| THE REQUEST |
Look through the data for the string "Calendar". Copy every line where it is found.
══ RECORD EXCERPTS
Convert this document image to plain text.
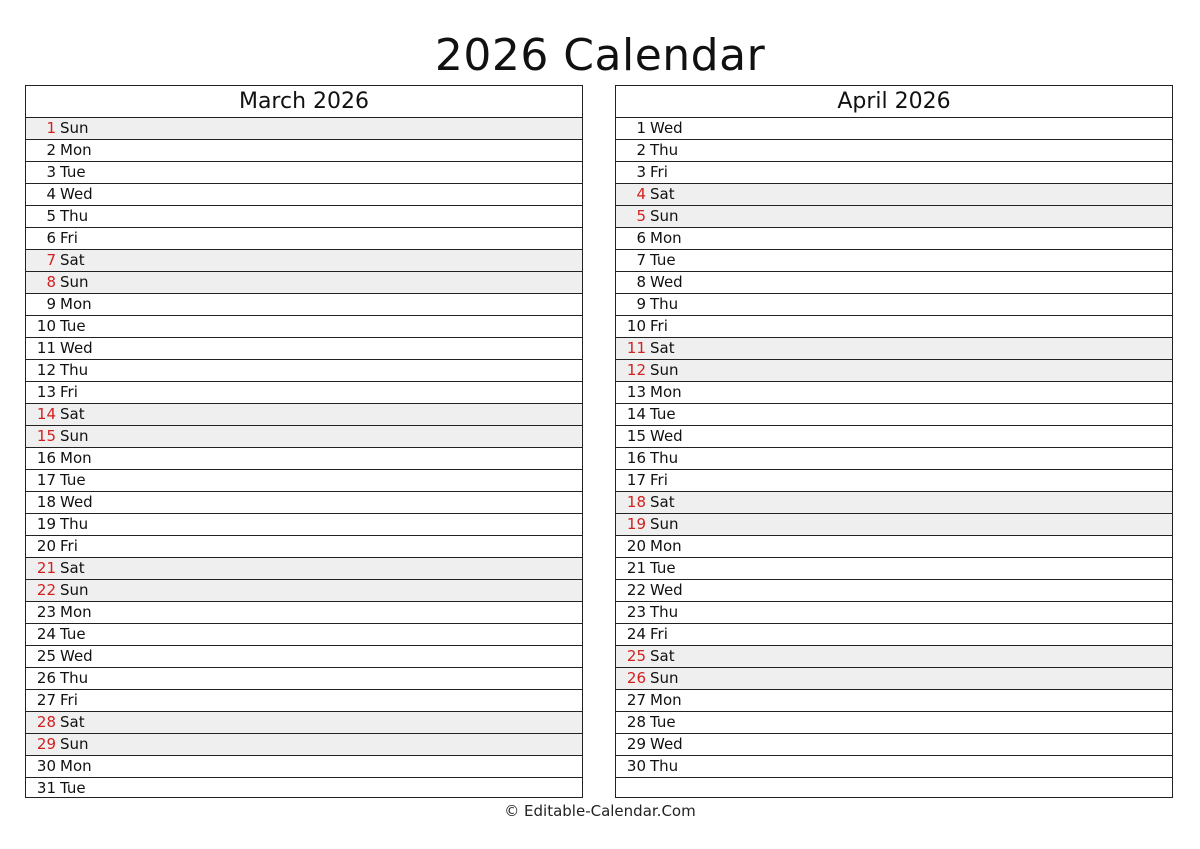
2026 Calendar
March 2026
1 Sun
2 Mon
3 Tue
4 Wed
5 Thu
6 Fri
7 Sat
8 Sun
9 Mon
10 Tue
11 Wed
12 Thu
13 Fri
14 Sat
15 Sun
16 Mon
17 Tue
18 Wed
19 Thu
20 Fri
21 Sat
22 Sun
23 Mon
24 Tue
25 Wed
26 Thu
27 Fri
28 Sat
29 Sun
30 Mon
31 Tue
April 2026
1 Wed
2 Thu
3 Fri
4 Sat
5 Sun
6 Mon
7 Tue
8 Wed
9 Thu
10 Fri
11 Sat
12 Sun
13 Mon
14 Tue
15 Wed
16 Thu
17 Fri
18 Sat
19 Sun
20 Mon
21 Tue
22 Wed
23 Thu
24 Fri
25 Sat
26 Sun
27 Mon
28 Tue
29 Wed
30 Thu
© Editable-Calendar.Com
════
| THE SOLUTION |
2026 Calendar
© Editable-Calendar.Com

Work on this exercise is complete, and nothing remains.